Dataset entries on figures
◆ ◆ ◆ ◆

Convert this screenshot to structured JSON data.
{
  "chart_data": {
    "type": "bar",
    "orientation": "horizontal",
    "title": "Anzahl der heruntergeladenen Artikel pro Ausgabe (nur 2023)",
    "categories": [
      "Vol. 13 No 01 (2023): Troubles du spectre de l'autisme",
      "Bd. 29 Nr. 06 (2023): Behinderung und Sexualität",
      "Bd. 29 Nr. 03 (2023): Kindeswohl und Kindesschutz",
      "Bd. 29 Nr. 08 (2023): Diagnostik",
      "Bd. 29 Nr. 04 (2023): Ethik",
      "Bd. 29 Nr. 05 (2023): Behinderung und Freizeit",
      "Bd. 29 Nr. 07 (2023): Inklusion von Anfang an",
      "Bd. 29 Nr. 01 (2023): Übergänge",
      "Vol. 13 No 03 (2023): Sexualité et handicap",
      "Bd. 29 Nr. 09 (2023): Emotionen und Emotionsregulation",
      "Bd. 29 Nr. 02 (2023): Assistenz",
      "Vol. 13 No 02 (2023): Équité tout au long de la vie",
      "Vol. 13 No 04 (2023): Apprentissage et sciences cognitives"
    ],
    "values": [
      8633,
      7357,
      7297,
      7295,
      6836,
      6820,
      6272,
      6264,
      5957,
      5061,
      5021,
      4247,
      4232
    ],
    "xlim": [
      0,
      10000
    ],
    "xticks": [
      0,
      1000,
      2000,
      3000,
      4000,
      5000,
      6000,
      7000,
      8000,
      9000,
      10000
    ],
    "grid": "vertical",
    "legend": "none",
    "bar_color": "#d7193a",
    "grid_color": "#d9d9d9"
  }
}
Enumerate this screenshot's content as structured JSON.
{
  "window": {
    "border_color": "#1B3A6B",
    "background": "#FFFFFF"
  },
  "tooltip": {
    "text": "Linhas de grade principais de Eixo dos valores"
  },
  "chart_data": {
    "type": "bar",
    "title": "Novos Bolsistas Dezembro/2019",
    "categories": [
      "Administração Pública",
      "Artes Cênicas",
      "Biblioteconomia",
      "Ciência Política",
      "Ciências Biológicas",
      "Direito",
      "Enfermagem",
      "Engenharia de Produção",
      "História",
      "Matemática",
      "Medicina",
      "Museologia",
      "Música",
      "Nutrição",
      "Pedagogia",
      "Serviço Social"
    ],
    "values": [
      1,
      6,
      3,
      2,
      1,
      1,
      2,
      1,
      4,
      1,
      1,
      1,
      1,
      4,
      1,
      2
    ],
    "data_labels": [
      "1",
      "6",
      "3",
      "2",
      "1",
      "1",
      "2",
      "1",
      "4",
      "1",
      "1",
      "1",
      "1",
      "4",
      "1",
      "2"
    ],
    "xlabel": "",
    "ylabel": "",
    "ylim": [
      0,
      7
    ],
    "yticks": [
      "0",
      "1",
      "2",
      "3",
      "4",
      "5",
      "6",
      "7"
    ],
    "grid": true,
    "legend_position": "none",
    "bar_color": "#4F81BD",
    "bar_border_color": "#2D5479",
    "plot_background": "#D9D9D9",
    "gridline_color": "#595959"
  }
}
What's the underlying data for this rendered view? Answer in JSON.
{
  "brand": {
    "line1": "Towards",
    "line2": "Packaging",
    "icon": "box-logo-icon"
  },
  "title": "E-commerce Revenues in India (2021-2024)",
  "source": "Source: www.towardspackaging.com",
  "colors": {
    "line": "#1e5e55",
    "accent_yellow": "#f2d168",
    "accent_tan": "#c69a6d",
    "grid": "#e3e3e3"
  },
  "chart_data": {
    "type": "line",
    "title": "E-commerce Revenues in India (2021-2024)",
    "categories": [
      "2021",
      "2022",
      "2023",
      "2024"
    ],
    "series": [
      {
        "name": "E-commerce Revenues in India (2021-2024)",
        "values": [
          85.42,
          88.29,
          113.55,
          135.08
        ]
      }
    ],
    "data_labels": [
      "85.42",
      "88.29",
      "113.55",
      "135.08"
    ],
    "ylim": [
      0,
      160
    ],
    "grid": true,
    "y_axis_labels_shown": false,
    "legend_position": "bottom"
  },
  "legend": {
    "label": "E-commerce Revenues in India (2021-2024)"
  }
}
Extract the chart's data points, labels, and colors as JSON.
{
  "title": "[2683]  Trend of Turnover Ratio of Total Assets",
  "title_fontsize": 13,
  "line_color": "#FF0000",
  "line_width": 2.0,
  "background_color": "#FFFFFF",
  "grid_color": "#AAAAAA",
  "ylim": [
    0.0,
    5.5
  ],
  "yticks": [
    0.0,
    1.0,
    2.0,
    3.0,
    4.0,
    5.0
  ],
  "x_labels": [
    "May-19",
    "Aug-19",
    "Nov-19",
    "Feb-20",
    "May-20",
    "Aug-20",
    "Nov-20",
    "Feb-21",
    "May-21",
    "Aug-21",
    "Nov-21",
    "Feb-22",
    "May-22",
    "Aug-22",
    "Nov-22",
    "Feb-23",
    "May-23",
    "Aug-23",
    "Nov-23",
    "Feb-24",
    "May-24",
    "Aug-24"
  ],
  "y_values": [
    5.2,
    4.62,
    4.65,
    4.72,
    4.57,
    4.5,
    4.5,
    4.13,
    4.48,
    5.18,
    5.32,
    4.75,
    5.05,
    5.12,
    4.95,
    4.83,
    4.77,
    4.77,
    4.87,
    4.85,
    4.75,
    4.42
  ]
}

◆ ◆ ◆ ◆

Repeat the data verbatim.

→ Solution to this exercise
Convert this screenshot to structured JSON data.
{
  "chart_data": {
    "type": "bar",
    "orientation": "horizontal",
    "title": "Anzahl der heruntergeladenen Artikel pro Ausgabe (nur 2023)",
    "categories": [
      "Vol. 13 No 01 (2023): Troubles du spectre de l'autisme",
      "Bd. 29 Nr. 06 (2023): Behinderung und Sexualität",
      "Bd. 29 Nr. 03 (2023): Kindeswohl und Kindesschutz",
      "Bd. 29 Nr. 08 (2023): Diagnostik",
      "Bd. 29 Nr. 04 (2023): Ethik",
      "Bd. 29 Nr. 05 (2023): Behinderung und Freizeit",
      "Bd. 29 Nr. 07 (2023): Inklusion von Anfang an",
      "Bd. 29 Nr. 01 (2023): Übergänge",
      "Vol. 13 No 03 (2023): Sexualité et handicap",
      "Bd. 29 Nr. 09 (2023): Emotionen und Emotionsregulation",
      "Bd. 29 Nr. 02 (2023): Assistenz",
      "Vol. 13 No 02 (2023): Équité tout au long de la vie",
      "Vol. 13 No 04 (2023): Apprentissage et sciences cognitives"
    ],
    "values": [
      8633,
      7357,
      7297,
      7295,
      6836,
      6820,
      6272,
      6264,
      5957,
      5061,
      5021,
      4247,
      4232
    ],
    "xlim": [
      0,
      10000
    ],
    "xticks": [
      0,
      1000,
      2000,
      3000,
      4000,
      5000,
      6000,
      7000,
      8000,
      9000,
      10000
    ],
    "grid": "vertical",
    "legend": "none",
    "bar_color": "#d7193a",
    "grid_color": "#d9d9d9"
  }
}
Enumerate this screenshot's content as structured JSON.
{
  "window": {
    "border_color": "#1B3A6B",
    "background": "#FFFFFF"
  },
  "tooltip": {
    "text": "Linhas de grade principais de Eixo dos valores"
  },
  "chart_data": {
    "type": "bar",
    "title": "Novos Bolsistas Dezembro/2019",
    "categories": [
      "Administração Pública",
      "Artes Cênicas",
      "Biblioteconomia",
      "Ciência Política",
      "Ciências Biológicas",
      "Direito",
      "Enfermagem",
      "Engenharia de Produção",
      "História",
      "Matemática",
      "Medicina",
      "Museologia",
      "Música",
      "Nutrição",
      "Pedagogia",
      "Serviço Social"
    ],
    "values": [
      1,
      6,
      3,
      2,
      1,
      1,
      2,
      1,
      4,
      1,
      1,
      1,
      1,
      4,
      1,
      2
    ],
    "data_labels": [
      "1",
      "6",
      "3",
      "2",
      "1",
      "1",
      "2",
      "1",
      "4",
      "1",
      "1",
      "1",
      "1",
      "4",
      "1",
      "2"
    ],
    "xlabel": "",
    "ylabel": "",
    "ylim": [
      0,
      7
    ],
    "yticks": [
      "0",
      "1",
      "2",
      "3",
      "4",
      "5",
      "6",
      "7"
    ],
    "grid": true,
    "legend_position": "none",
    "bar_color": "#4F81BD",
    "bar_border_color": "#2D5479",
    "plot_background": "#D9D9D9",
    "gridline_color": "#595959"
  }
}
What's the underlying data for this rendered view? Answer in JSON.
{
  "brand": {
    "line1": "Towards",
    "line2": "Packaging",
    "icon": "box-logo-icon"
  },
  "title": "E-commerce Revenues in India (2021-2024)",
  "source": "Source: www.towardspackaging.com",
  "colors": {
    "line": "#1e5e55",
    "accent_yellow": "#f2d168",
    "accent_tan": "#c69a6d",
    "grid": "#e3e3e3"
  },
  "chart_data": {
    "type": "line",
    "title": "E-commerce Revenues in India (2021-2024)",
    "categories": [
      "2021",
      "2022",
      "2023",
      "2024"
    ],
    "series": [
      {
        "name": "E-commerce Revenues in India (2021-2024)",
        "values": [
          85.42,
          88.29,
          113.55,
          135.08
        ]
      }
    ],
    "data_labels": [
      "85.42",
      "88.29",
      "113.55",
      "135.08"
    ],
    "ylim": [
      0,
      160
    ],
    "grid": true,
    "y_axis_labels_shown": false,
    "legend_position": "bottom"
  },
  "legend": {
    "label": "E-commerce Revenues in India (2021-2024)"
  }
}
Extract the chart's data points, labels, and colors as JSON.
{
  "title": "[2683]  Trend of Turnover Ratio of Total Assets",
  "title_fontsize": 13,
  "line_color": "#FF0000",
  "line_width": 2.0,
  "background_color": "#FFFFFF",
  "grid_color": "#AAAAAA",
  "ylim": [
    0.0,
    5.5
  ],
  "yticks": [
    0.0,
    1.0,
    2.0,
    3.0,
    4.0,
    5.0
  ],
  "x_labels": [
    "May-19",
    "Aug-19",
    "Nov-19",
    "Feb-20",
    "May-20",
    "Aug-20",
    "Nov-20",
    "Feb-21",
    "May-21",
    "Aug-21",
    "Nov-21",
    "Feb-22",
    "May-22",
    "Aug-22",
    "Nov-22",
    "Feb-23",
    "May-23",
    "Aug-23",
    "Nov-23",
    "Feb-24",
    "May-24",
    "Aug-24"
  ],
  "y_values": [
    5.2,
    4.62,
    4.65,
    4.72,
    4.57,
    4.5,
    4.5,
    4.13,
    4.48,
    5.18,
    5.32,
    4.75,
    5.05,
    5.12,
    4.95,
    4.83,
    4.77,
    4.77,
    4.87,
    4.85,
    4.75,
    4.42
  ]
}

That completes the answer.